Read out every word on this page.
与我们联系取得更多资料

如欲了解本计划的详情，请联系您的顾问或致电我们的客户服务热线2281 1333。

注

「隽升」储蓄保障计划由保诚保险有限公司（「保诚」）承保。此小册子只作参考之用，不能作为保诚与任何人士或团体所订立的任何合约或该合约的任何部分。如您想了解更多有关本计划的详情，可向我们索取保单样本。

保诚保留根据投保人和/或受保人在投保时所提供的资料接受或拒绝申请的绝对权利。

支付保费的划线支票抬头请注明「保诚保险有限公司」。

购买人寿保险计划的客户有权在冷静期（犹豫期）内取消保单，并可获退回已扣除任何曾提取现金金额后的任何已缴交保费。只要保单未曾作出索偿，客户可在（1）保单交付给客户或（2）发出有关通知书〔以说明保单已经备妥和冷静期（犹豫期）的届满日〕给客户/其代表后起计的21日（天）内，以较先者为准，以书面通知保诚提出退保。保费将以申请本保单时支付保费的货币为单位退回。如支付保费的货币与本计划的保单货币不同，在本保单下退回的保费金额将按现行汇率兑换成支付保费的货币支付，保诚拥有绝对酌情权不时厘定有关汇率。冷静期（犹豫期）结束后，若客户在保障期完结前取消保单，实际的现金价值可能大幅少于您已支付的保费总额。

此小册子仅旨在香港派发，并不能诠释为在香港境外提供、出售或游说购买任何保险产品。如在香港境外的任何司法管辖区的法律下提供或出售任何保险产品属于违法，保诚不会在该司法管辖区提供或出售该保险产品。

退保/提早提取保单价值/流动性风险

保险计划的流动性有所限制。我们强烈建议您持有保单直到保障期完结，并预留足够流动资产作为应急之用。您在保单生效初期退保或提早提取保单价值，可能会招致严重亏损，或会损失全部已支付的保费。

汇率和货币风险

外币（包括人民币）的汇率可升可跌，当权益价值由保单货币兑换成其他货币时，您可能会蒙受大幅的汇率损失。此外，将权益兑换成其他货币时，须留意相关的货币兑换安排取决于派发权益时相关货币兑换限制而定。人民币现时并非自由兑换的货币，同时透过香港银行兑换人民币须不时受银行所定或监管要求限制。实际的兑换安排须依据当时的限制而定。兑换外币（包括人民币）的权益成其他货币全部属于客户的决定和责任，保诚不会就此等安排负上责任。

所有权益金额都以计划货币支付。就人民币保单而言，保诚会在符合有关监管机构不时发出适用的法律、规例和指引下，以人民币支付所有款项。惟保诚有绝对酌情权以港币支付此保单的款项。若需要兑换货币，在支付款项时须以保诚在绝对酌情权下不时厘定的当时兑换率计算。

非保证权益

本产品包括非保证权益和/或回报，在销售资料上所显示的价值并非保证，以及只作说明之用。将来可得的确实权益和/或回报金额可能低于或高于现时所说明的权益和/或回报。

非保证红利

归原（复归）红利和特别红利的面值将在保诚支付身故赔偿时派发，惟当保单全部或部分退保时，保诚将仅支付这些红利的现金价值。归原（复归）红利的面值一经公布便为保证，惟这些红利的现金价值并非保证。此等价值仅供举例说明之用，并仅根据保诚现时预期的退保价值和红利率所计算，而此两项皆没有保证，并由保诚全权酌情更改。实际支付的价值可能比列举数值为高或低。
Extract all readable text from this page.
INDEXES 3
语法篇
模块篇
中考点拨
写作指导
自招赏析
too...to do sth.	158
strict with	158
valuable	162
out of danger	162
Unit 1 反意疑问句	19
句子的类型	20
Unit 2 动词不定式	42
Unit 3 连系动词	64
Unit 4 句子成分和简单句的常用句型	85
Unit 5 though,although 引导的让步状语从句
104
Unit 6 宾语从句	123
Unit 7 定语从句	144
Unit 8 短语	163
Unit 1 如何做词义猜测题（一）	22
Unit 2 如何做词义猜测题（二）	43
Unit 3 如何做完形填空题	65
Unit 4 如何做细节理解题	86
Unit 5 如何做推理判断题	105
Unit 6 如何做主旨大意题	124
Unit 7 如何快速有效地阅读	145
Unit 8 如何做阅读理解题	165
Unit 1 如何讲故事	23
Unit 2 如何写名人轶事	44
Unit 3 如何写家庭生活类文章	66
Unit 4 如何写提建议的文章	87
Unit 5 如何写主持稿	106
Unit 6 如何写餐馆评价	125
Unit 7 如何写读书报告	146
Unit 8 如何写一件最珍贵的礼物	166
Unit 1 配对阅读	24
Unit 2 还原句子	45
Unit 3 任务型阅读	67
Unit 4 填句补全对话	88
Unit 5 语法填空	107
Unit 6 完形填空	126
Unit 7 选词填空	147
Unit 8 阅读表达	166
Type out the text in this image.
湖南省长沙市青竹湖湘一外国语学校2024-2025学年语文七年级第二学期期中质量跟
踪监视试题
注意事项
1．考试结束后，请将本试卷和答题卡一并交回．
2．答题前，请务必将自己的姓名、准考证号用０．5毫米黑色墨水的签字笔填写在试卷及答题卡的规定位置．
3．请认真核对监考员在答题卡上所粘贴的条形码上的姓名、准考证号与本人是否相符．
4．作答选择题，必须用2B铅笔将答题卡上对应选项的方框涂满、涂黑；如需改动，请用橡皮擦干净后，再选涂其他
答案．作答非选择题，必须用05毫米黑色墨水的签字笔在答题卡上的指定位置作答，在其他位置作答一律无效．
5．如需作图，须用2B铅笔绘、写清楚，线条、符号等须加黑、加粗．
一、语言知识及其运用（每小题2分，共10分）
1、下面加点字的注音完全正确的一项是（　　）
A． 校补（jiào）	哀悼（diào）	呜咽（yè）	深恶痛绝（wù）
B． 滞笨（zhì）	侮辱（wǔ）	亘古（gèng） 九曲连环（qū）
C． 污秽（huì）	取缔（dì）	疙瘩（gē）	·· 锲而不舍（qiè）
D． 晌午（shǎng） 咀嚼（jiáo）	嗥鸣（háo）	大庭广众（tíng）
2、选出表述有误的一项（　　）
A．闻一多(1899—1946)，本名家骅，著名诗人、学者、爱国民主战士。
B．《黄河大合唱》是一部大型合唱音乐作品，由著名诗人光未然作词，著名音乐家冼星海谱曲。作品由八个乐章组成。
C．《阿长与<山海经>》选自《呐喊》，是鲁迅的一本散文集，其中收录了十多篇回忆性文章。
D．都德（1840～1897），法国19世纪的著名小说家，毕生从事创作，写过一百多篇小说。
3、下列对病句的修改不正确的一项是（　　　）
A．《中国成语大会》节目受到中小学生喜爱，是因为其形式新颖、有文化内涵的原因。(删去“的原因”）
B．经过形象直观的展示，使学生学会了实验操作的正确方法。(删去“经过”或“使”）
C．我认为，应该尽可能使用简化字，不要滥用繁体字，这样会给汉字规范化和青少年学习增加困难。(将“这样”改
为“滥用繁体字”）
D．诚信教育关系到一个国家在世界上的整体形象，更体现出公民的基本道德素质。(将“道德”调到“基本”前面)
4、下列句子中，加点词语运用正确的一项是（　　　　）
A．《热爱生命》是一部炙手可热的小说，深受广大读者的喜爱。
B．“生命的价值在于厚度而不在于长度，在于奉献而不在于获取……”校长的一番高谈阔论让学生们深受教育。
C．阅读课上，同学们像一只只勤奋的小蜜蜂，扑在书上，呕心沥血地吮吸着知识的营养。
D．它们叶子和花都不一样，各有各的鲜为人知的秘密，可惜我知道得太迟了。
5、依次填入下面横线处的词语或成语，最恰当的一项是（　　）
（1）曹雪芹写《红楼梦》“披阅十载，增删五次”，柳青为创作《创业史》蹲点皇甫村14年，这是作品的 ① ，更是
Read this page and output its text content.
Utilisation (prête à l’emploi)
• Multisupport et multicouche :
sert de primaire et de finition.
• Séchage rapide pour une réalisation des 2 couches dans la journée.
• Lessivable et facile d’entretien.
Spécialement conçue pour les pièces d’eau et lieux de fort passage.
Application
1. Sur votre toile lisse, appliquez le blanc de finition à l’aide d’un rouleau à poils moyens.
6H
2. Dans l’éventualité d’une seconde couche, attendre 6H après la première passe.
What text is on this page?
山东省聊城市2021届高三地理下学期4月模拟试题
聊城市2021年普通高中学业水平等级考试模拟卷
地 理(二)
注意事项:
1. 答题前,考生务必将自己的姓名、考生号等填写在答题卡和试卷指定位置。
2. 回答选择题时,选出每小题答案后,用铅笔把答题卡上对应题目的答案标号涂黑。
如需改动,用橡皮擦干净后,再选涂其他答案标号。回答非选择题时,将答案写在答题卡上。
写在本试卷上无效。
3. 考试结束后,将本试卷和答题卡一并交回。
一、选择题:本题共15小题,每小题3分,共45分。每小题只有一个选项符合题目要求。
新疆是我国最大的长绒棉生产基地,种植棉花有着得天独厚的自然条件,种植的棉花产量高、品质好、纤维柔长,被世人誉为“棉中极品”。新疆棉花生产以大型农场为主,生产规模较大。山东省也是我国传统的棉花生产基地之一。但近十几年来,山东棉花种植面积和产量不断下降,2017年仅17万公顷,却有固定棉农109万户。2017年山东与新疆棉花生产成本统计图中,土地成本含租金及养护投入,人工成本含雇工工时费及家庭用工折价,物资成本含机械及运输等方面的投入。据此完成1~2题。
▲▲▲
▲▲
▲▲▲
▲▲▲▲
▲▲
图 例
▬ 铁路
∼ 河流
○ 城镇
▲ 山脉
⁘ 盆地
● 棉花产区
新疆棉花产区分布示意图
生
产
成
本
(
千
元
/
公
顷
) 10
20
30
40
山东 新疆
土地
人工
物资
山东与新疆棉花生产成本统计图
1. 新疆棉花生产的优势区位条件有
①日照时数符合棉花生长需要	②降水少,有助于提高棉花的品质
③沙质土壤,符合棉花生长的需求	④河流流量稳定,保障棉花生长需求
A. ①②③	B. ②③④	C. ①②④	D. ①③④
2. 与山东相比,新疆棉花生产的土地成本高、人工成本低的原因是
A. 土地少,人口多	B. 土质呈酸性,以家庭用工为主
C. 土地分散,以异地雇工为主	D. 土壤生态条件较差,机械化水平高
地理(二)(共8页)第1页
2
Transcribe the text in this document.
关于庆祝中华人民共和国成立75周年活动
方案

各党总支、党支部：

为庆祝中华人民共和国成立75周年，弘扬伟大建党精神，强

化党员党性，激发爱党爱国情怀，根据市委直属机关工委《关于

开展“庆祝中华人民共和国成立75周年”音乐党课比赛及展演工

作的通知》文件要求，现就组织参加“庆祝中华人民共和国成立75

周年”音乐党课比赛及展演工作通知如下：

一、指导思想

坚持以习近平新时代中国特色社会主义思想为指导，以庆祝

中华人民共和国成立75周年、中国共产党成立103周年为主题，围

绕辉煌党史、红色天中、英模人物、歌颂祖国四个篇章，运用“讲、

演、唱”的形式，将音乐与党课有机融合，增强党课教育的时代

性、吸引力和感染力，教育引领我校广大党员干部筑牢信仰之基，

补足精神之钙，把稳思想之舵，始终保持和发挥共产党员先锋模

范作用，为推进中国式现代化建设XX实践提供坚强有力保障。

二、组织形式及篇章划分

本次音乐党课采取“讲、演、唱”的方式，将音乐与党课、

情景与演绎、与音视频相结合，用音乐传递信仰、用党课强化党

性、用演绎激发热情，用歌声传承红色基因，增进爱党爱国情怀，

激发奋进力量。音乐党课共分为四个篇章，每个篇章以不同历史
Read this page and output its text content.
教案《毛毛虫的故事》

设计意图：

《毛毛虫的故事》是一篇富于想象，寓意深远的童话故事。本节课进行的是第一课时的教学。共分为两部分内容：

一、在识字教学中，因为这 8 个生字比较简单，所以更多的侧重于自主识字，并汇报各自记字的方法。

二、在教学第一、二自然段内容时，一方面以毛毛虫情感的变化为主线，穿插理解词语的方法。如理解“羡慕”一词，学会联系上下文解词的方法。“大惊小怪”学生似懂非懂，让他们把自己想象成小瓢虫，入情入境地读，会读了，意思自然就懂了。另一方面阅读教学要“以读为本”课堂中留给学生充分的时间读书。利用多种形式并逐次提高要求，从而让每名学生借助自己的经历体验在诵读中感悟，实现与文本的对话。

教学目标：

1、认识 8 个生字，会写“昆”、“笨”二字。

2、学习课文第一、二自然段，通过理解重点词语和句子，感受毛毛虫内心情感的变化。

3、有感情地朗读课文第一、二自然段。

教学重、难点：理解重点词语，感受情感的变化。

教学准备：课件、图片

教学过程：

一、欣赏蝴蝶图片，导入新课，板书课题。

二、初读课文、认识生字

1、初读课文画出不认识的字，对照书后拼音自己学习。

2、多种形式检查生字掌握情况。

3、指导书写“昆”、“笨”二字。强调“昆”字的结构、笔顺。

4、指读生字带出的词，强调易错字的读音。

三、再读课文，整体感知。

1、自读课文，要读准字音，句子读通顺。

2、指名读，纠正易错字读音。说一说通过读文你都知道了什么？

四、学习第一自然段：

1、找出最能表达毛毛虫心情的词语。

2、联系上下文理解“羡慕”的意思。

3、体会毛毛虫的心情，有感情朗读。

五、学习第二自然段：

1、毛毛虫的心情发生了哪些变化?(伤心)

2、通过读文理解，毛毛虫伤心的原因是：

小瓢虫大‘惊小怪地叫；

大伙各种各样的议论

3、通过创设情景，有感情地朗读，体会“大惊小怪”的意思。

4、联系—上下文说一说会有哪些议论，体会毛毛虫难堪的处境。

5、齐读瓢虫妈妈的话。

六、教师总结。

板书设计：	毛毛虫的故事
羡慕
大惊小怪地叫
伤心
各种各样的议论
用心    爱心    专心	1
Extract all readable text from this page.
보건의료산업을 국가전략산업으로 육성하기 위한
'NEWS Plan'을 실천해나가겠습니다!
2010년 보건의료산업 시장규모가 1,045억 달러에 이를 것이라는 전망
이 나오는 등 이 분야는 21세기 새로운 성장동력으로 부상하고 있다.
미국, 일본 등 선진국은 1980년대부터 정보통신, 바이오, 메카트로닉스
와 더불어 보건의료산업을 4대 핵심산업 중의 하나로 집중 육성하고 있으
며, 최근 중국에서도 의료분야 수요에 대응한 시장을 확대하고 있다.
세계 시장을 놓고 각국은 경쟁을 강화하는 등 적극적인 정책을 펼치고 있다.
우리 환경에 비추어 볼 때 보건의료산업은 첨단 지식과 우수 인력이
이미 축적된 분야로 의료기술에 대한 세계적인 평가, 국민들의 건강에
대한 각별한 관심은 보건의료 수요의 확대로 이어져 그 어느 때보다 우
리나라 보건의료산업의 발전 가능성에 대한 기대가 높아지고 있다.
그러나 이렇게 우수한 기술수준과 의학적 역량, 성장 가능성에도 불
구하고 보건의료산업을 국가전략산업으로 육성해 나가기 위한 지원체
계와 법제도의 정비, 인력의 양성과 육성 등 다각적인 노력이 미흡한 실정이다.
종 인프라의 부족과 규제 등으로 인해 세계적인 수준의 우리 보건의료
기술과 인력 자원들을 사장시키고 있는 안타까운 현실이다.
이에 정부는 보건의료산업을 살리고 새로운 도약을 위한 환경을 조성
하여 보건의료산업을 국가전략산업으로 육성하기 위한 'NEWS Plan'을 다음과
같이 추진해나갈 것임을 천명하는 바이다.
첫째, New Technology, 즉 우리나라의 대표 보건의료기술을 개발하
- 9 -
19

Short task:
Reply with the number of lines in the preceding entries that contain "毛毛虫的故事", and no other words.

Written answer:
3